(Extracted records)
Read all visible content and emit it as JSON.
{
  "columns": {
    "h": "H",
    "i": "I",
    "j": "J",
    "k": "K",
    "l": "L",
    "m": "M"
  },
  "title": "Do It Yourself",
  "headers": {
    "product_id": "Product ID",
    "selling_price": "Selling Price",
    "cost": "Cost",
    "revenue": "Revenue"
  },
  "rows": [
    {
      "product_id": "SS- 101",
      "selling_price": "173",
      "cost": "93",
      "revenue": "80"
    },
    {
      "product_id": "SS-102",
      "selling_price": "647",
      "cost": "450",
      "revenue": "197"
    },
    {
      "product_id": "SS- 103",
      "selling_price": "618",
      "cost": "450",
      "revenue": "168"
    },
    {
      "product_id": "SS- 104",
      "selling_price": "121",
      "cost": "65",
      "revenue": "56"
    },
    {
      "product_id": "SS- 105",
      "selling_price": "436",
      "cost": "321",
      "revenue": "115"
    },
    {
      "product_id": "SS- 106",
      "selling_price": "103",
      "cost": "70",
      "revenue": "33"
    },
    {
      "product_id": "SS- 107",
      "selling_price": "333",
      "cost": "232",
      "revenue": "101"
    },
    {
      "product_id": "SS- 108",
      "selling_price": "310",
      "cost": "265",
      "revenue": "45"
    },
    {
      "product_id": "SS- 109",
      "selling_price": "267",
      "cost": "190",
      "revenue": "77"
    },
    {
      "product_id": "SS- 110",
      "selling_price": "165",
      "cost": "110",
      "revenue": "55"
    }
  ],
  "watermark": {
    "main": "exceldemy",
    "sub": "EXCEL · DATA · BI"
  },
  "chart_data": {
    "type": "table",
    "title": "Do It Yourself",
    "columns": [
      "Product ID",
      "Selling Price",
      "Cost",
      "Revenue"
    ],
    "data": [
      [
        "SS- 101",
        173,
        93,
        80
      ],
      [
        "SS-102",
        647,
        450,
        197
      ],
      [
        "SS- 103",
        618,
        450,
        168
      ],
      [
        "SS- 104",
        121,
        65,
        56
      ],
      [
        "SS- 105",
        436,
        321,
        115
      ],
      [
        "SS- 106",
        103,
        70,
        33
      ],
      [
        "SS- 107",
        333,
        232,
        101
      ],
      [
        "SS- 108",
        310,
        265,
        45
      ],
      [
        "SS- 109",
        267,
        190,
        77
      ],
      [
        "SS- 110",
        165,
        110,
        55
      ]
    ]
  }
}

• SHORT EXERCISE: Output the records exactly, including every line.

• RESULT OF THIS TASK:
Read all visible content and emit it as JSON.
{
  "columns": {
    "h": "H",
    "i": "I",
    "j": "J",
    "k": "K",
    "l": "L",
    "m": "M"
  },
  "title": "Do It Yourself",
  "headers": {
    "product_id": "Product ID",
    "selling_price": "Selling Price",
    "cost": "Cost",
    "revenue": "Revenue"
  },
  "rows": [
    {
      "product_id": "SS- 101",
      "selling_price": "173",
      "cost": "93",
      "revenue": "80"
    },
    {
      "product_id": "SS-102",
      "selling_price": "647",
      "cost": "450",
      "revenue": "197"
    },
    {
      "product_id": "SS- 103",
      "selling_price": "618",
      "cost": "450",
      "revenue": "168"
    },
    {
      "product_id": "SS- 104",
      "selling_price": "121",
      "cost": "65",
      "revenue": "56"
    },
    {
      "product_id": "SS- 105",
      "selling_price": "436",
      "cost": "321",
      "revenue": "115"
    },
    {
      "product_id": "SS- 106",
      "selling_price": "103",
      "cost": "70",
      "revenue": "33"
    },
    {
      "product_id": "SS- 107",
      "selling_price": "333",
      "cost": "232",
      "revenue": "101"
    },
    {
      "product_id": "SS- 108",
      "selling_price": "310",
      "cost": "265",
      "revenue": "45"
    },
    {
      "product_id": "SS- 109",
      "selling_price": "267",
      "cost": "190",
      "revenue": "77"
    },
    {
      "product_id": "SS- 110",
      "selling_price": "165",
      "cost": "110",
      "revenue": "55"
    }
  ],
  "watermark": {
    "main": "exceldemy",
    "sub": "EXCEL · DATA · BI"
  },
  "chart_data": {
    "type": "table",
    "title": "Do It Yourself",
    "columns": [
      "Product ID",
      "Selling Price",
      "Cost",
      "Revenue"
    ],
    "data": [
      [
        "SS- 101",
        173,
        93,
        80
      ],
      [
        "SS-102",
        647,
        450,
        197
      ],
      [
        "SS- 103",
        618,
        450,
        168
      ],
      [
        "SS- 104",
        121,
        65,
        56
      ],
      [
        "SS- 105",
        436,
        321,
        115
      ],
      [
        "SS- 106",
        103,
        70,
        33
      ],
      [
        "SS- 107",
        333,
        232,
        101
      ],
      [
        "SS- 108",
        310,
        265,
        45
      ],
      [
        "SS- 109",
        267,
        190,
        77
      ],
      [
        "SS- 110",
        165,
        110,
        55
      ]
    ]
  }
}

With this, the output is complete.